Entries in a dataset

▬▬▬▬▬▬▬▬▬▬

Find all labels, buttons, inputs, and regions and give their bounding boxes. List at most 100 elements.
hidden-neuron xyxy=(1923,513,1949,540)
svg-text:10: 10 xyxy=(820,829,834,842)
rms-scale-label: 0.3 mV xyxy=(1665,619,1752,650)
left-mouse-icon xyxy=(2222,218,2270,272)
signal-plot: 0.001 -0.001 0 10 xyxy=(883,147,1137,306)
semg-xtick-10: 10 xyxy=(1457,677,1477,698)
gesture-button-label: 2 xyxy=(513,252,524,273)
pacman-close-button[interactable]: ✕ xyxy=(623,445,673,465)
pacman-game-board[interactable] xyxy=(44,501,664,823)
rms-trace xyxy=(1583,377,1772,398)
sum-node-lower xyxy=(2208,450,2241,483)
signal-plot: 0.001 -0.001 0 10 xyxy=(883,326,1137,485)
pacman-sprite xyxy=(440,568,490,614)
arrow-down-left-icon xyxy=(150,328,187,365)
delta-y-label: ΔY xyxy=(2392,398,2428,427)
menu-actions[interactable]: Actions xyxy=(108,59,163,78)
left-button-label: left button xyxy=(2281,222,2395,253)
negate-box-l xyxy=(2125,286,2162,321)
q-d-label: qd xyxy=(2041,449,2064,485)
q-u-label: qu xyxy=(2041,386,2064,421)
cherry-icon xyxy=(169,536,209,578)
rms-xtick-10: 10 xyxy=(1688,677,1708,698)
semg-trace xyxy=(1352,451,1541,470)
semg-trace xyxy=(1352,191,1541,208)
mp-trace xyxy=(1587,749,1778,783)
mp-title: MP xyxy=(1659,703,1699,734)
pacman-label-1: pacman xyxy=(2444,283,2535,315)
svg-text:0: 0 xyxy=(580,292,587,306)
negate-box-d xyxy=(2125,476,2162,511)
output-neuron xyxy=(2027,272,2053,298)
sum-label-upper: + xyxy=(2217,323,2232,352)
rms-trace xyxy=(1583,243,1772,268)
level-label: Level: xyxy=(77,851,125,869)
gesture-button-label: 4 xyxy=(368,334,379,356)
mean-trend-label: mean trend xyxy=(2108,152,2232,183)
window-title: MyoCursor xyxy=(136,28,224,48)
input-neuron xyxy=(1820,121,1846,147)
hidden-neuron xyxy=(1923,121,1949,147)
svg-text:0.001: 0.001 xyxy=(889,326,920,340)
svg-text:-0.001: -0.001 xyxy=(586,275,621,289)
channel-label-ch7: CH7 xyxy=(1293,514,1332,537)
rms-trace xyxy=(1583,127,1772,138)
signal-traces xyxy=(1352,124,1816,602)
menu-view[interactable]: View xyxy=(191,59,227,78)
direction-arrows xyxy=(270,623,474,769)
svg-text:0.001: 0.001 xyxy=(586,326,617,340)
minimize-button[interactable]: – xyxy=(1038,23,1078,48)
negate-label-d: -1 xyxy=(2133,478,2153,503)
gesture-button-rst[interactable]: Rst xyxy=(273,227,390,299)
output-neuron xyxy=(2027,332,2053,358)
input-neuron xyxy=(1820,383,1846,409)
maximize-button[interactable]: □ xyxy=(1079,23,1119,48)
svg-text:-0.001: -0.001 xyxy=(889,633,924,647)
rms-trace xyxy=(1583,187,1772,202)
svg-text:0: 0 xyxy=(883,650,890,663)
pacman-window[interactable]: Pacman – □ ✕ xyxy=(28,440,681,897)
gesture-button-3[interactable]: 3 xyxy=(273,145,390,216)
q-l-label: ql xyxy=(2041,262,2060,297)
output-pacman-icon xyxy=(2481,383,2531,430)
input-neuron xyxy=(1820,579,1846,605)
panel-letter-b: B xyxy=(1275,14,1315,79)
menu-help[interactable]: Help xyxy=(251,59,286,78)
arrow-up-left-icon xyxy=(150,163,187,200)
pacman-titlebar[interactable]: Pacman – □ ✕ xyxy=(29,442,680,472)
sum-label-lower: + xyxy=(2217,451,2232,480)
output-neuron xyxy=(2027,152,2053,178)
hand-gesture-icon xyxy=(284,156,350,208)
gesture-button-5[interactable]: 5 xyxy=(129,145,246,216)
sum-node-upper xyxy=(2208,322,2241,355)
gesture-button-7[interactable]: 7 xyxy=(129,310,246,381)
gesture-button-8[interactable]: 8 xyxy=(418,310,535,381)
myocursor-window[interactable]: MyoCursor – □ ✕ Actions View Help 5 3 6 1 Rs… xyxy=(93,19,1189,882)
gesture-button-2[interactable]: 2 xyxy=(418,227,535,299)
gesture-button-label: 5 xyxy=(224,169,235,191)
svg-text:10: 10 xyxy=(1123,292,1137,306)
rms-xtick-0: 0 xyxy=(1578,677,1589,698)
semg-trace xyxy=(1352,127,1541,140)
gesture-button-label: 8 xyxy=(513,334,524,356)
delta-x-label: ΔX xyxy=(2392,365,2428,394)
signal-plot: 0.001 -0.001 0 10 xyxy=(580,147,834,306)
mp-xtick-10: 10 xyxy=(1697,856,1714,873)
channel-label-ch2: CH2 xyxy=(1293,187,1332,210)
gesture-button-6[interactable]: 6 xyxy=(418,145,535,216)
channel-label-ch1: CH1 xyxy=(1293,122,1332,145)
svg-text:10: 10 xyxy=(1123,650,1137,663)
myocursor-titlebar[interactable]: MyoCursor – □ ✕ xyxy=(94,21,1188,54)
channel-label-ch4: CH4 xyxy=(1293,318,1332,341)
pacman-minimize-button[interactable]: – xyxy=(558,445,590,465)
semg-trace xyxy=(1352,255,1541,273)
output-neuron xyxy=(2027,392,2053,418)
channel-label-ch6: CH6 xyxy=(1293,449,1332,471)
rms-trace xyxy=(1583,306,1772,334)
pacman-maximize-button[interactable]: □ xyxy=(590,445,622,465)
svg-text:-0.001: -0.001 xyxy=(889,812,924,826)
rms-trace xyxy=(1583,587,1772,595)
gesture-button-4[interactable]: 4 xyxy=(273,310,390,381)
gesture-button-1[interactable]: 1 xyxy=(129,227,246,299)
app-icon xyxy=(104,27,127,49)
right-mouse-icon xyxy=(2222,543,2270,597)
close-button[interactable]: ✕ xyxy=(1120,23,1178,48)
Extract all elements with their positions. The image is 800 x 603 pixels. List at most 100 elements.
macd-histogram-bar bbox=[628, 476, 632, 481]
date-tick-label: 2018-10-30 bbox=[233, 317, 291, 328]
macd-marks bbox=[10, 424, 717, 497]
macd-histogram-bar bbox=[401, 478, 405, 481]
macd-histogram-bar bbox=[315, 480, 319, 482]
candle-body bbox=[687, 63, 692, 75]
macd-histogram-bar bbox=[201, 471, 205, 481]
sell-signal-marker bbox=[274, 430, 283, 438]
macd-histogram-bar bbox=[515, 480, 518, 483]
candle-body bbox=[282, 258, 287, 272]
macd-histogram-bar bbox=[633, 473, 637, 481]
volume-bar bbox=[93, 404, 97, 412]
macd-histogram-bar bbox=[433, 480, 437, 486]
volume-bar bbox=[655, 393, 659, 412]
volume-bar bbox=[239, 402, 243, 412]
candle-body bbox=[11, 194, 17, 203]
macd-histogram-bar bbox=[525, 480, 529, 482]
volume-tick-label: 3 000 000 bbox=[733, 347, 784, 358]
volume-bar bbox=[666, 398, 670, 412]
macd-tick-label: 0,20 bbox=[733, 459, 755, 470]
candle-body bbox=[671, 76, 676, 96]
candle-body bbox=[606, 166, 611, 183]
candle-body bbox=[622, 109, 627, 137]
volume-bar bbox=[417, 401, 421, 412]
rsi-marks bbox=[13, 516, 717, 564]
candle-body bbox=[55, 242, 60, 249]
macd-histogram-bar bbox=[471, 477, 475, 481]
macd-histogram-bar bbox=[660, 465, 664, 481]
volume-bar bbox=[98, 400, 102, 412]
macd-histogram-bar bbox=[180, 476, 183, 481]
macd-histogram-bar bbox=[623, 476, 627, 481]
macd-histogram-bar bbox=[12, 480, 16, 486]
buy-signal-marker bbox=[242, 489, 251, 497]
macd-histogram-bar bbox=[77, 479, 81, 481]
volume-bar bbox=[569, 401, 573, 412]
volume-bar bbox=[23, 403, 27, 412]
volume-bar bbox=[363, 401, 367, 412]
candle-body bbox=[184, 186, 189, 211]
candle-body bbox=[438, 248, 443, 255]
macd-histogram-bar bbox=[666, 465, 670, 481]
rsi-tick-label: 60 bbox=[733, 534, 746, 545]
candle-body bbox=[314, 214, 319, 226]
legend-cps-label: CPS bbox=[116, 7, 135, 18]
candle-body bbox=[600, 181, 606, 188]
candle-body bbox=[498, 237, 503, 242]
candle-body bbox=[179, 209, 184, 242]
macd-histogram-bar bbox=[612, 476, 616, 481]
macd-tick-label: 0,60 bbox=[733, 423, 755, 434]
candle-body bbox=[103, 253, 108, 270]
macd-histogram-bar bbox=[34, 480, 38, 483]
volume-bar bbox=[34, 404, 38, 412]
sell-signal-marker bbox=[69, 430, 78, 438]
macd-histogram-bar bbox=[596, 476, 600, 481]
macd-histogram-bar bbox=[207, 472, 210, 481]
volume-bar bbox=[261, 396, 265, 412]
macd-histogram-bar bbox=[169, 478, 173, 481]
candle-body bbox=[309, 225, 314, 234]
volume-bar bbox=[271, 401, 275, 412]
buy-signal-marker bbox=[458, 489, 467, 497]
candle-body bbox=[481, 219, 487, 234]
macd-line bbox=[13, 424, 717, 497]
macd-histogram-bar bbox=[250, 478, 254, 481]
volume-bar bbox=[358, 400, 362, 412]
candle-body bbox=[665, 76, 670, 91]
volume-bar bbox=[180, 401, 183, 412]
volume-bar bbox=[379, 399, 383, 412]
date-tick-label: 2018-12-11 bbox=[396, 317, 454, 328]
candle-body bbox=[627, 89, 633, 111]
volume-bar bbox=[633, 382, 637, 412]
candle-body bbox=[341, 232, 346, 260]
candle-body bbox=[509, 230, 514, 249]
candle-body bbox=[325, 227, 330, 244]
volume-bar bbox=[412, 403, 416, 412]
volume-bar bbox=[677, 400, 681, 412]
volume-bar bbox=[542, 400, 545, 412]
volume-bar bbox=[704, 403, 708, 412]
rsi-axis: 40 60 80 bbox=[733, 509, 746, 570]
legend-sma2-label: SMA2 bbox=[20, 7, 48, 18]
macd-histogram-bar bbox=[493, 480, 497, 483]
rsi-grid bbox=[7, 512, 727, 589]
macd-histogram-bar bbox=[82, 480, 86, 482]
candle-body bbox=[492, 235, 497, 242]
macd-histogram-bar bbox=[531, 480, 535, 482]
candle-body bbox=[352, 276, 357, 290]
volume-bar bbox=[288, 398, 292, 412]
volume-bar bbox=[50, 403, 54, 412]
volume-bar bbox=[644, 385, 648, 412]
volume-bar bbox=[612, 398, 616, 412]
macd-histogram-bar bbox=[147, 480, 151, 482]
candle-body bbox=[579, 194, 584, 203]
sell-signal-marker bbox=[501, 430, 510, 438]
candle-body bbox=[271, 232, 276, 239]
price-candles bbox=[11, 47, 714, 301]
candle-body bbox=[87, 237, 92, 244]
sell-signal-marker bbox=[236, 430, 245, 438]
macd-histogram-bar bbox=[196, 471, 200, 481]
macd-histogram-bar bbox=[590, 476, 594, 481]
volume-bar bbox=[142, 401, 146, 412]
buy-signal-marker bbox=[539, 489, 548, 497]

▬▬▬▬▬▬▬▬▬▬

Copy the entries from the first one through the line that contains "negate-box-l xyxy=(2125,286,2162,321)", replacing "signal-plot" with "signal-chart" and leaving everything else the same.

Find all labels, buttons, inputs, and regions and give their bounding boxes. List at most 100 elements.
hidden-neuron xyxy=(1923,513,1949,540)
svg-text:10: 10 xyxy=(820,829,834,842)
rms-scale-label: 0.3 mV xyxy=(1665,619,1752,650)
left-mouse-icon xyxy=(2222,218,2270,272)
signal-chart: 0.001 -0.001 0 10 xyxy=(883,147,1137,306)
semg-xtick-10: 10 xyxy=(1457,677,1477,698)
gesture-button-label: 2 xyxy=(513,252,524,273)
pacman-close-button[interactable]: ✕ xyxy=(623,445,673,465)
pacman-game-board[interactable] xyxy=(44,501,664,823)
rms-trace xyxy=(1583,377,1772,398)
sum-node-lower xyxy=(2208,450,2241,483)
signal-chart: 0.001 -0.001 0 10 xyxy=(883,326,1137,485)
pacman-sprite xyxy=(440,568,490,614)
arrow-down-left-icon xyxy=(150,328,187,365)
delta-y-label: ΔY xyxy=(2392,398,2428,427)
menu-actions[interactable]: Actions xyxy=(108,59,163,78)
left-button-label: left button xyxy=(2281,222,2395,253)
negate-box-l xyxy=(2125,286,2162,321)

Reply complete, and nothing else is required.